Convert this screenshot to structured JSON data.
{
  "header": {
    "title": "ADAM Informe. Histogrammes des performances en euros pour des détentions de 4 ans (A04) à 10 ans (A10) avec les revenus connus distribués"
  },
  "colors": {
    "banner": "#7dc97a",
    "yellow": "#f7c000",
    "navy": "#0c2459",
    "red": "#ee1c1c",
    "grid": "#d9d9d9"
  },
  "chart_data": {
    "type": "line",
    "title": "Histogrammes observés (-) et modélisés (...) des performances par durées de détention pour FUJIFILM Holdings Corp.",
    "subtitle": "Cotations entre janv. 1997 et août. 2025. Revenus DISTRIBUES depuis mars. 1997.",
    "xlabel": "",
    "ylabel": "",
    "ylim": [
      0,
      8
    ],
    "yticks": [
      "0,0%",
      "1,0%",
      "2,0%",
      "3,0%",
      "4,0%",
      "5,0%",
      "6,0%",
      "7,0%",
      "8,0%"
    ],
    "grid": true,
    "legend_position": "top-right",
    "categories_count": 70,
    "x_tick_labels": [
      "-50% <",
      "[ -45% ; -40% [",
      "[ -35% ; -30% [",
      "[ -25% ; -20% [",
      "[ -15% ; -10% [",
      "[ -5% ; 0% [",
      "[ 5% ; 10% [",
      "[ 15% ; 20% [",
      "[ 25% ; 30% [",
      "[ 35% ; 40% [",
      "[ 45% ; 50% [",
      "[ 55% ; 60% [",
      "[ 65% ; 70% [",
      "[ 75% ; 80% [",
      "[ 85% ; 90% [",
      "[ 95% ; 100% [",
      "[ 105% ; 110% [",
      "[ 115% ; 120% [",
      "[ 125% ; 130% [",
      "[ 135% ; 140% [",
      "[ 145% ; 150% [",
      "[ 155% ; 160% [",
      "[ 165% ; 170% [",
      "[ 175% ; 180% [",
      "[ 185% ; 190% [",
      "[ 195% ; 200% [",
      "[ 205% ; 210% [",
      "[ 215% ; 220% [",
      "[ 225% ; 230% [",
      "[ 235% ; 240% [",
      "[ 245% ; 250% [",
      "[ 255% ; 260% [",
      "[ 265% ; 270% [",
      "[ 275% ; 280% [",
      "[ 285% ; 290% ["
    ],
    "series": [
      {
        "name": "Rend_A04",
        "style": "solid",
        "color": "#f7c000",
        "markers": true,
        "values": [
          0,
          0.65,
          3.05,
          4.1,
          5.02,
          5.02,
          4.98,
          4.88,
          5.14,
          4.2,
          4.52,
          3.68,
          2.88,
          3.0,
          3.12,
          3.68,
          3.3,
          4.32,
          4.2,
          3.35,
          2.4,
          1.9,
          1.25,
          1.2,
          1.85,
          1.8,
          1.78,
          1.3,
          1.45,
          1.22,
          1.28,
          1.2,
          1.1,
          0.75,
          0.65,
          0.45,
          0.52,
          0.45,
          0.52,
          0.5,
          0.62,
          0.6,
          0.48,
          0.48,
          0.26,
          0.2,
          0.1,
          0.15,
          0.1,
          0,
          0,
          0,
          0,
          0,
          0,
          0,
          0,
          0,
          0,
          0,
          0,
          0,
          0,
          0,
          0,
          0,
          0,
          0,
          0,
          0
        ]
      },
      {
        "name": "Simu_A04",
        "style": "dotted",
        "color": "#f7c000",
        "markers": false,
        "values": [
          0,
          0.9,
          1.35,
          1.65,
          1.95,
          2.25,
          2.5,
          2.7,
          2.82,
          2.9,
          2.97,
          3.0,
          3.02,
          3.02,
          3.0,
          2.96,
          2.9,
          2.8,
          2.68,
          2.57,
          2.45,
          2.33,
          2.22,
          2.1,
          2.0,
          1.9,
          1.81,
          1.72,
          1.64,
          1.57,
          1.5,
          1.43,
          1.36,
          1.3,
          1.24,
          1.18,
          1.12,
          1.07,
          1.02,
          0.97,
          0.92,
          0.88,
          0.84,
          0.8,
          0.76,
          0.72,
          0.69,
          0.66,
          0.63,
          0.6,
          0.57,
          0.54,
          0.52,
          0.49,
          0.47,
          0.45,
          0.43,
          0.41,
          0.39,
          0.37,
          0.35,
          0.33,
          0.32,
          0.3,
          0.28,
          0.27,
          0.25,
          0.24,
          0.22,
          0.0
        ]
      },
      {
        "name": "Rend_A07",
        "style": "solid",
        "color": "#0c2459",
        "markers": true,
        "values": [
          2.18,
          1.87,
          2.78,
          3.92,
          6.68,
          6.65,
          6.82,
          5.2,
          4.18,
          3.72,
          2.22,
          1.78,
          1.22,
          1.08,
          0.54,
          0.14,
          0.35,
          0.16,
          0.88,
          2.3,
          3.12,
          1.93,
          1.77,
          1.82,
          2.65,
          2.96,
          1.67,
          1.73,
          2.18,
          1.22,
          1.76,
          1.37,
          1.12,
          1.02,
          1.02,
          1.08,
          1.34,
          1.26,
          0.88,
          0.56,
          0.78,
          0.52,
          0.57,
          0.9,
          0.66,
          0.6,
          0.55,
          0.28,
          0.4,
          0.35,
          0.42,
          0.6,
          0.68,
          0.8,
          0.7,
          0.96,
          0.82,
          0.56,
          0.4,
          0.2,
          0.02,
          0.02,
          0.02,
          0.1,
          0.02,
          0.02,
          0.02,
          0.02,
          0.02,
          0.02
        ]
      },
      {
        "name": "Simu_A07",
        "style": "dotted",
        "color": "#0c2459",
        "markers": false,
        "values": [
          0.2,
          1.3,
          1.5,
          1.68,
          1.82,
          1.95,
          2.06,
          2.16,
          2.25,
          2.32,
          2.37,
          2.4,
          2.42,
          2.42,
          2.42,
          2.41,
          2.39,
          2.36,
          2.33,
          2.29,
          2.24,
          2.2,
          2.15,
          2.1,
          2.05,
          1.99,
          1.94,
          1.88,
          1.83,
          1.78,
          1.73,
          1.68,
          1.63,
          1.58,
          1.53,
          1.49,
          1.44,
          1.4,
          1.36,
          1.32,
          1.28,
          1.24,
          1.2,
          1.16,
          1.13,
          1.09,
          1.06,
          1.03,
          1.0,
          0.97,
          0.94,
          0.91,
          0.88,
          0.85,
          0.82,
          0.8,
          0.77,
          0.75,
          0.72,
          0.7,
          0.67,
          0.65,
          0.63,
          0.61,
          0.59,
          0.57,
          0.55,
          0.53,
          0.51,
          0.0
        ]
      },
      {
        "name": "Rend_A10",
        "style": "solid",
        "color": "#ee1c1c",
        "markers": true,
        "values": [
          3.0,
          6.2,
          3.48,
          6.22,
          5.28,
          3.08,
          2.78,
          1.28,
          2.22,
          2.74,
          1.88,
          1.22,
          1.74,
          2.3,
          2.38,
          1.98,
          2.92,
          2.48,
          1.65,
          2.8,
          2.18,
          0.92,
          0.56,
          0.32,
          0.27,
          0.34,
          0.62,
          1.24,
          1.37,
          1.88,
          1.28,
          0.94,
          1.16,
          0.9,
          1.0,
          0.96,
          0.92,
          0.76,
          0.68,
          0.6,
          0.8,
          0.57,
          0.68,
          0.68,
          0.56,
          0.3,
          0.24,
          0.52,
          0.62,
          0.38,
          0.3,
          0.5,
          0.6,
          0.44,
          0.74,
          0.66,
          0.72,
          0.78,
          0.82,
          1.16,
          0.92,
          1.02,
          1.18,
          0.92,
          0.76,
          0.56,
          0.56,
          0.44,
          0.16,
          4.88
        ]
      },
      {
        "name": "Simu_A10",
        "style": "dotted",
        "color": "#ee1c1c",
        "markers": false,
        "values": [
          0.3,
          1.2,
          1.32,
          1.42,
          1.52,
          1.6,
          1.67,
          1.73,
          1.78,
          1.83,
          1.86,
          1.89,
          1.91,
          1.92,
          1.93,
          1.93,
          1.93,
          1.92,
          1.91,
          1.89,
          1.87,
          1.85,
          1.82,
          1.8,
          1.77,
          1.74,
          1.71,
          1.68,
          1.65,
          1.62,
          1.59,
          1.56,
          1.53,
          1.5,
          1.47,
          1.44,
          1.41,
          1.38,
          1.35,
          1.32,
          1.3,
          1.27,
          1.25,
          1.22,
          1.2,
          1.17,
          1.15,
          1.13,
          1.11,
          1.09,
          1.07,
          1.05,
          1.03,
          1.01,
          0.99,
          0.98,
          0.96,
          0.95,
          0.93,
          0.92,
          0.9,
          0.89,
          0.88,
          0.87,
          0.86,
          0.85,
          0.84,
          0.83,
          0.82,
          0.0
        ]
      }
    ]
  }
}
*-*-*
State how many lines include the string "name", and nothing more.

TASK SOLUTION: 6